Exercise prompt
Repeat each record below exactly, dropping the pictures.

Dataset entries
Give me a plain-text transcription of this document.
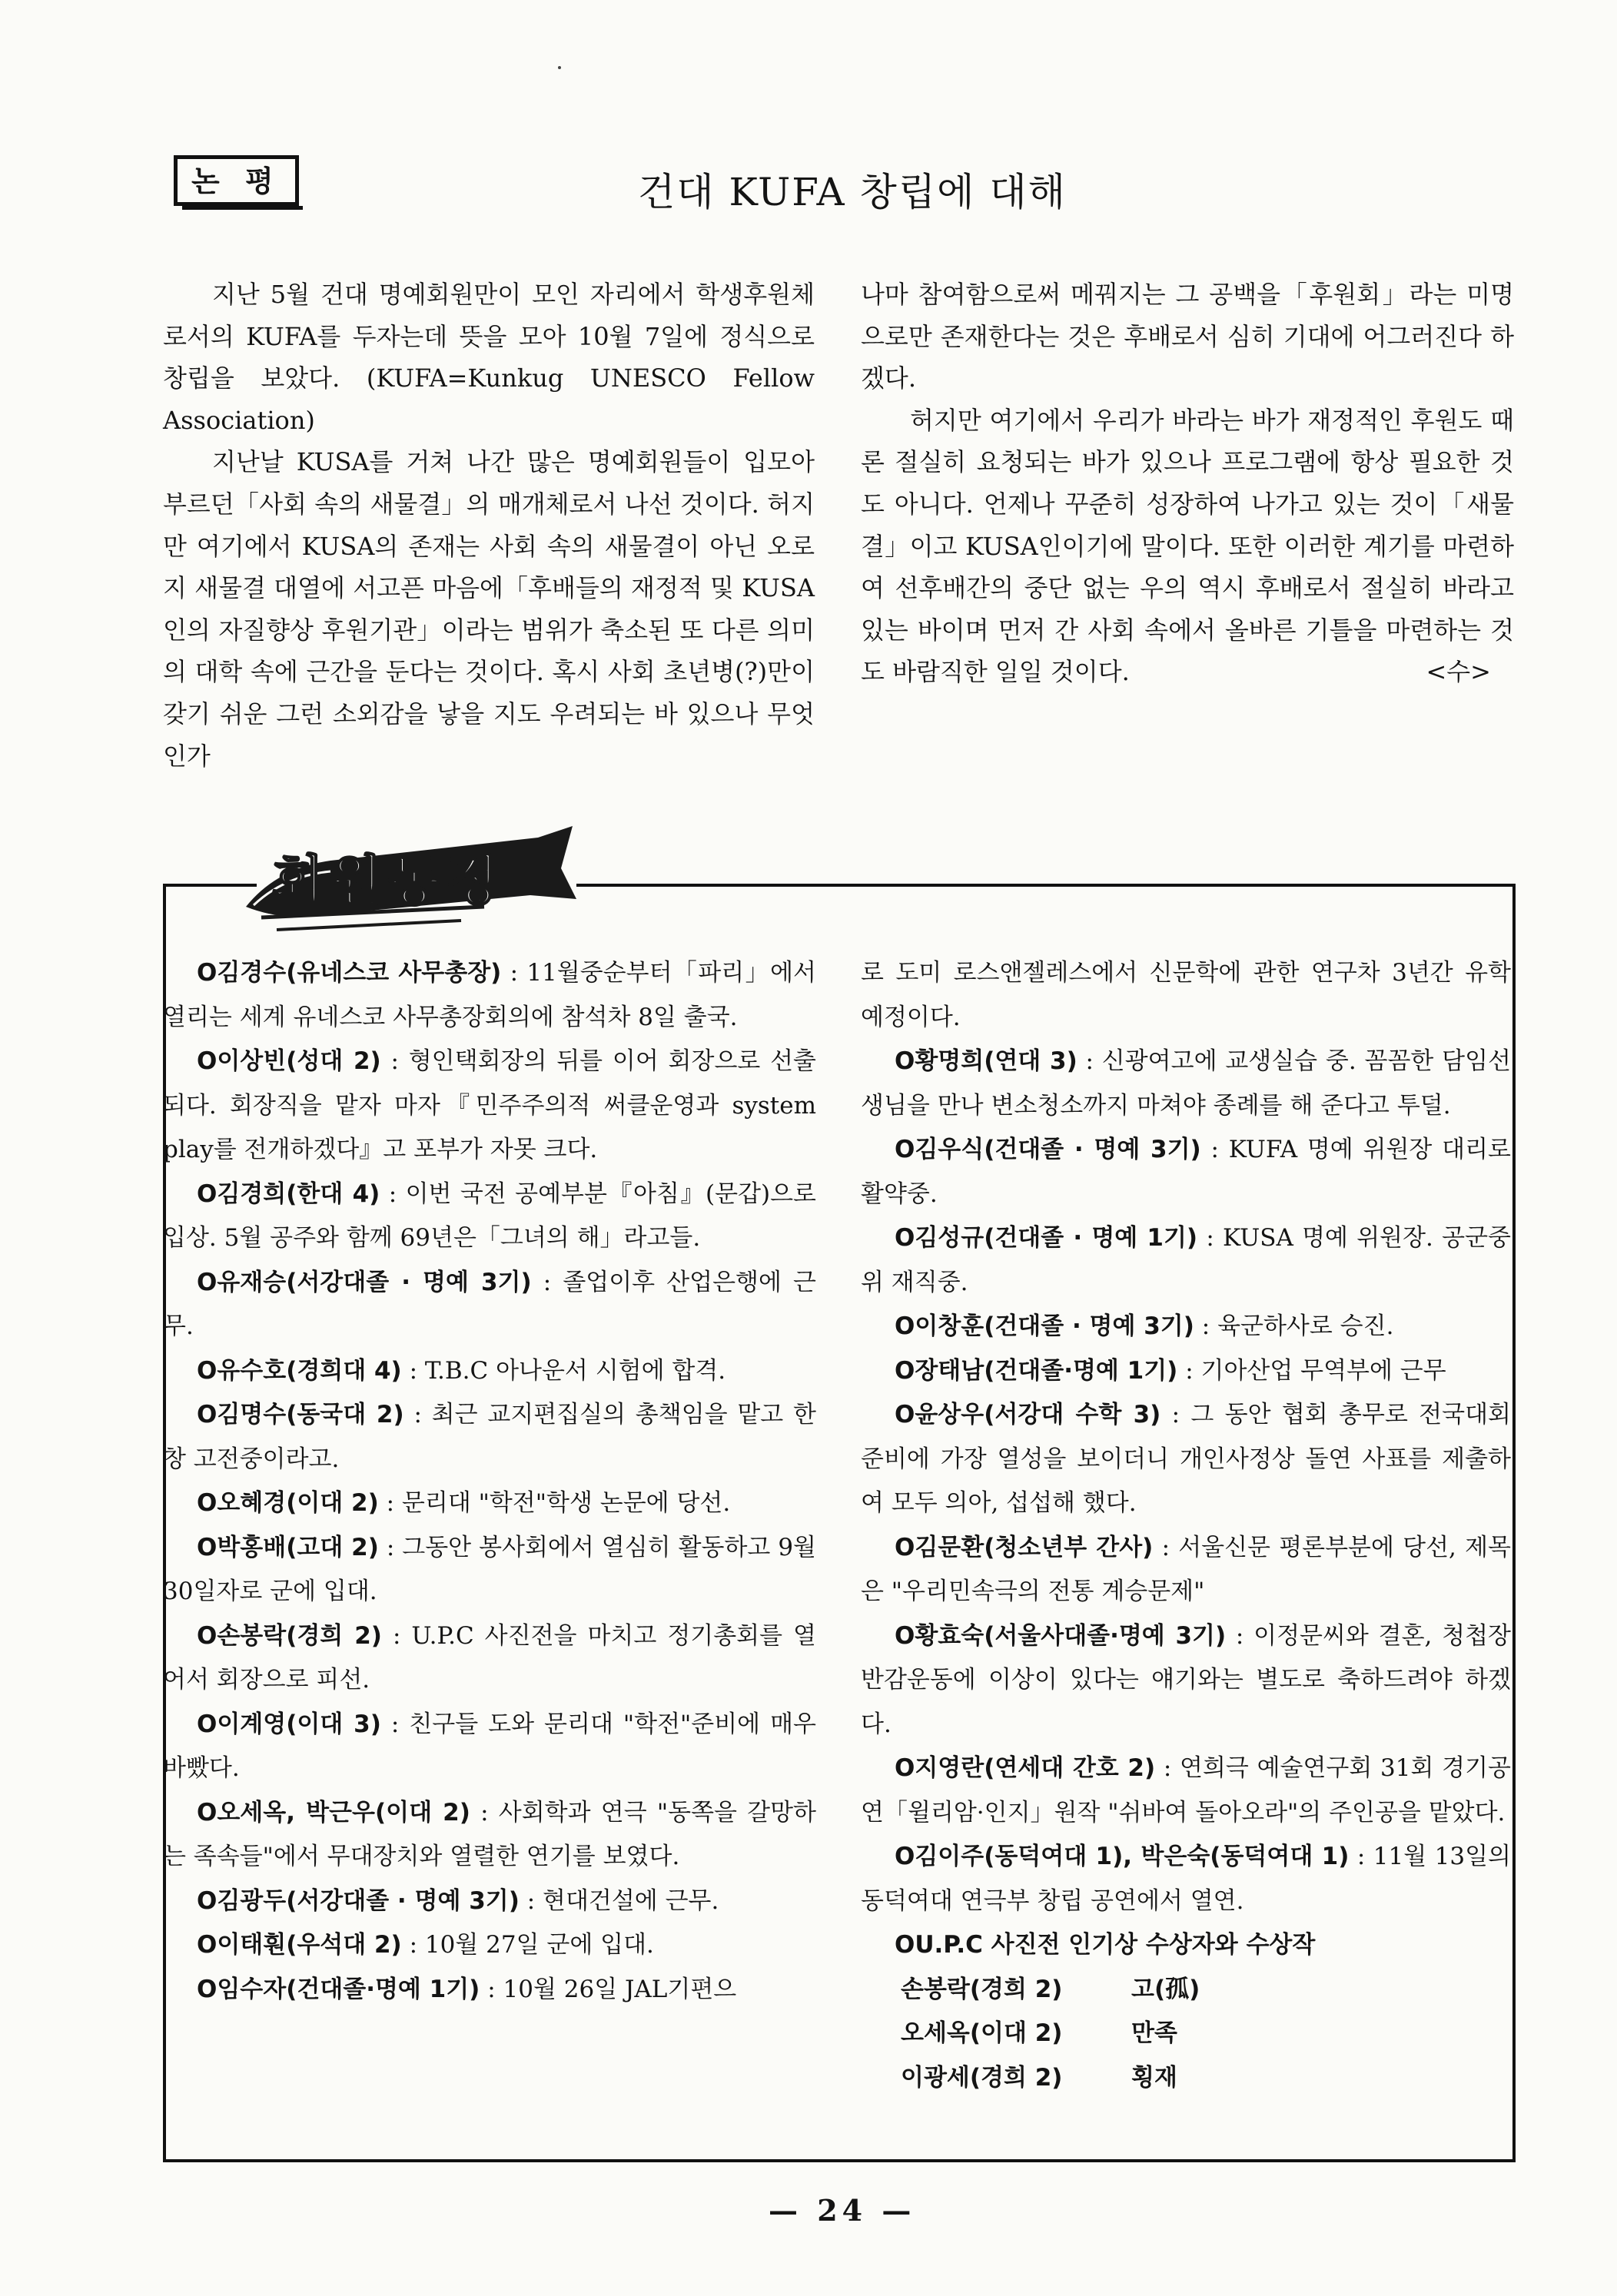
논 평	건대 KUFA 창립에 대해

지난 5월 건대 명예회원만이 모인 자리에서 학생후원체로서의 KUFA를 두자는데 뜻을 모아 10월 7일에 정식으로 창립을 보았다. (KUFA=Kunkug UNESCO Fellow Association)

지난날 KUSA를 거쳐 나간 많은 명예회원들이 입모아 부르던「사회 속의 새물결」의 매개체로서 나선 것이다. 허지만 여기에서 KUSA의 존재는 사회 속의 새물결이 아닌 오로지 새물결 대열에 서고픈 마음에「후배들의 재정적 및 KUSA인의 자질향상 후원기관」이라는 범위가 축소된 또 다른 의미의 대학 속에 근간을 둔다는 것이다. 혹시 사회 초년병(?)만이 갖기 쉬운 그런 소외감을 낳을 지도 우려되는 바 있으나 무엇인가

나마 참여함으로써 메꿔지는 그 공백을「후원회」라는 미명으로만 존재한다는 것은 후배로서 심히 기대에 어그러진다 하겠다.

허지만 여기에서 우리가 바라는 바가 재정적인 후원도 때론 절실히 요청되는 바가 있으나 프로그램에 항상 필요한 것도 아니다. 언제나 꾸준히 성장하여 나가고 있는 것이「새물결」이고 KUSA인이기에 말이다. 또한 이러한 계기를 마련하여 선후배간의 중단 없는 우의 역시 후배로서 절실히 바라고 있는 바이며 먼저 간 사회 속에서 올바른 기틀을 마련하는 것도 바람직한 일일 것이다.	<수>
회원동정

O김경수(유네스코 사무총장) : 11월중순부터「파리」에서 열리는 세계 유네스코 사무총장회의에 참석차 8일 출국.

O이상빈(성대 2) : 형인택회장의 뒤를 이어 회장으로 선출되다. 회장직을 맡자 마자『민주주의적 써클운영과 system play를 전개하겠다』고 포부가 자못 크다.

O김경희(한대 4) : 이번 국전 공예부분『아침』(문갑)으로 입상. 5월 공주와 함께 69년은「그녀의 해」라고들.

O유재승(서강대졸 · 명예 3기) : 졸업이후 산업은행에 근무.

O유수호(경희대 4) : T.B.C 아나운서 시험에 합격.

O김명수(동국대 2) : 최근 교지편집실의 총책임을 맡고 한창 고전중이라고.

O오혜경(이대 2) : 문리대 "학전"학생 논문에 당선.

O박홍배(고대 2) : 그동안 봉사회에서 열심히 활동하고 9월 30일자로 군에 입대.

O손봉락(경희 2) : U.P.C 사진전을 마치고 정기총회를 열어서 회장으로 피선.

O이계영(이대 3) : 친구들 도와 문리대 "학전"준비에 매우 바빴다.

O오세옥, 박근우(이대 2) : 사회학과 연극 "동쪽을 갈망하는 족속들"에서 무대장치와 열렬한 연기를 보였다.

O김광두(서강대졸 · 명예 3기) : 현대건설에 근무.

O이태훤(우석대 2) : 10월 27일 군에 입대.

O임수자(건대졸·명예 1기) : 10월 26일 JAL기편으

로 도미 로스앤젤레스에서 신문학에 관한 연구차 3년간 유학 예정이다.

O황명희(연대 3) : 신광여고에 교생실습 중. 꼼꼼한 담임선생님을 만나 변소청소까지 마쳐야 종례를 해 준다고 투덜.

O김우식(건대졸 · 명예 3기) : KUFA 명예 위원장 대리로 활약중.

O김성규(건대졸 · 명예 1기) : KUSA 명예 위원장. 공군중위 재직중.

O이창훈(건대졸 · 명예 3기) : 육군하사로 승진.

O장태남(건대졸·명예 1기) : 기아산업 무역부에 근무

O윤상우(서강대 수학 3) : 그 동안 협회 총무로 전국대회 준비에 가장 열성을 보이더니 개인사정상 돌연 사표를 제출하여 모두 의아, 섭섭해 했다.

O김문환(청소년부 간사) : 서울신문 평론부분에 당선, 제목은 "우리민속극의 전통 계승문제"

O황효숙(서울사대졸·명예 3기) : 이정문씨와 결혼, 청첩장 반감운동에 이상이 있다는 얘기와는 별도로 축하드려야 하겠다.

O지영란(연세대 간호 2) : 연희극 예술연구회 31회 경기공연「윌리암·인지」원작 "쉬바여 돌아오라"의 주인공을 맡았다.

O김이주(동덕여대 1), 박은숙(동덕여대 1) : 11월 13일의 동덕여대 연극부 창립 공연에서 열연.

OU.P.C 사진전 인기상 수상자와 수상작

손봉락(경희 2)	고(孤)
오세옥(이대 2)	만족
이광세(경희 2)	횡재
— 24 —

Response for this exercise
Give me a plain-text transcription of this document.
논 평	건대 KUFA 창립에 대해

지난 5월 건대 명예회원만이 모인 자리에서 학생후원체로서의 KUFA를 두자는데 뜻을 모아 10월 7일에 정식으로 창립을 보았다. (KUFA=Kunkug UNESCO Fellow Association)

지난날 KUSA를 거쳐 나간 많은 명예회원들이 입모아 부르던「사회 속의 새물결」의 매개체로서 나선 것이다. 허지만 여기에서 KUSA의 존재는 사회 속의 새물결이 아닌 오로지 새물결 대열에 서고픈 마음에「후배들의 재정적 및 KUSA인의 자질향상 후원기관」이라는 범위가 축소된 또 다른 의미의 대학 속에 근간을 둔다는 것이다. 혹시 사회 초년병(?)만이 갖기 쉬운 그런 소외감을 낳을 지도 우려되는 바 있으나 무엇인가

나마 참여함으로써 메꿔지는 그 공백을「후원회」라는 미명으로만 존재한다는 것은 후배로서 심히 기대에 어그러진다 하겠다.

허지만 여기에서 우리가 바라는 바가 재정적인 후원도 때론 절실히 요청되는 바가 있으나 프로그램에 항상 필요한 것도 아니다. 언제나 꾸준히 성장하여 나가고 있는 것이「새물결」이고 KUSA인이기에 말이다. 또한 이러한 계기를 마련하여 선후배간의 중단 없는 우의 역시 후배로서 절실히 바라고 있는 바이며 먼저 간 사회 속에서 올바른 기틀을 마련하는 것도 바람직한 일일 것이다.	<수>
회원동정

O김경수(유네스코 사무총장) : 11월중순부터「파리」에서 열리는 세계 유네스코 사무총장회의에 참석차 8일 출국.

O이상빈(성대 2) : 형인택회장의 뒤를 이어 회장으로 선출되다. 회장직을 맡자 마자『민주주의적 써클운영과 system play를 전개하겠다』고 포부가 자못 크다.

O김경희(한대 4) : 이번 국전 공예부분『아침』(문갑)으로 입상. 5월 공주와 함께 69년은「그녀의 해」라고들.

O유재승(서강대졸 · 명예 3기) : 졸업이후 산업은행에 근무.

O유수호(경희대 4) : T.B.C 아나운서 시험에 합격.

O김명수(동국대 2) : 최근 교지편집실의 총책임을 맡고 한창 고전중이라고.

O오혜경(이대 2) : 문리대 "학전"학생 논문에 당선.

O박홍배(고대 2) : 그동안 봉사회에서 열심히 활동하고 9월 30일자로 군에 입대.

O손봉락(경희 2) : U.P.C 사진전을 마치고 정기총회를 열어서 회장으로 피선.

O이계영(이대 3) : 친구들 도와 문리대 "학전"준비에 매우 바빴다.

O오세옥, 박근우(이대 2) : 사회학과 연극 "동쪽을 갈망하는 족속들"에서 무대장치와 열렬한 연기를 보였다.

O김광두(서강대졸 · 명예 3기) : 현대건설에 근무.

O이태훤(우석대 2) : 10월 27일 군에 입대.

O임수자(건대졸·명예 1기) : 10월 26일 JAL기편으

로 도미 로스앤젤레스에서 신문학에 관한 연구차 3년간 유학 예정이다.

O황명희(연대 3) : 신광여고에 교생실습 중. 꼼꼼한 담임선생님을 만나 변소청소까지 마쳐야 종례를 해 준다고 투덜.

O김우식(건대졸 · 명예 3기) : KUFA 명예 위원장 대리로 활약중.

O김성규(건대졸 · 명예 1기) : KUSA 명예 위원장. 공군중위 재직중.

O이창훈(건대졸 · 명예 3기) : 육군하사로 승진.

O장태남(건대졸·명예 1기) : 기아산업 무역부에 근무

O윤상우(서강대 수학 3) : 그 동안 협회 총무로 전국대회 준비에 가장 열성을 보이더니 개인사정상 돌연 사표를 제출하여 모두 의아, 섭섭해 했다.

O김문환(청소년부 간사) : 서울신문 평론부분에 당선, 제목은 "우리민속극의 전통 계승문제"

O황효숙(서울사대졸·명예 3기) : 이정문씨와 결혼, 청첩장 반감운동에 이상이 있다는 얘기와는 별도로 축하드려야 하겠다.

O지영란(연세대 간호 2) : 연희극 예술연구회 31회 경기공연「윌리암·인지」원작 "쉬바여 돌아오라"의 주인공을 맡았다.

O김이주(동덕여대 1), 박은숙(동덕여대 1) : 11월 13일의 동덕여대 연극부 창립 공연에서 열연.

OU.P.C 사진전 인기상 수상자와 수상작

손봉락(경희 2)	고(孤)
오세옥(이대 2)	만족
이광세(경희 2)	횡재
— 24 —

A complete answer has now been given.